═══ DATASET RECORDS ═══
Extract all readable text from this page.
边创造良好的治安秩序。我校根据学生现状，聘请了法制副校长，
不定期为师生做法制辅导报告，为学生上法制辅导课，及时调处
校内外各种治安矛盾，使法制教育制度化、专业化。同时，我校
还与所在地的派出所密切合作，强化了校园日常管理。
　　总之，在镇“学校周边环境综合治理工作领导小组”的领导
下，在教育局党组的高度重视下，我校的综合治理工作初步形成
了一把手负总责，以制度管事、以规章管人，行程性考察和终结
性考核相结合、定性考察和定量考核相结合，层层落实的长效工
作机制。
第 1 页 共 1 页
═══
## SET EXERCISE
Extract the complete data, matching each line exactly.

## EXERCISE OUTPUT
Extract all readable text from this page.
边创造良好的治安秩序。我校根据学生现状，聘请了法制副校长，
不定期为师生做法制辅导报告，为学生上法制辅导课，及时调处
校内外各种治安矛盾，使法制教育制度化、专业化。同时，我校
还与所在地的派出所密切合作，强化了校园日常管理。
　　总之，在镇“学校周边环境综合治理工作领导小组”的领导
下，在教育局党组的高度重视下，我校的综合治理工作初步形成
了一把手负总责，以制度管事、以规章管人，行程性考察和终结
性考核相结合、定性考察和定量考核相结合，层层落实的长效工
作机制。
第 1 页 共 1 页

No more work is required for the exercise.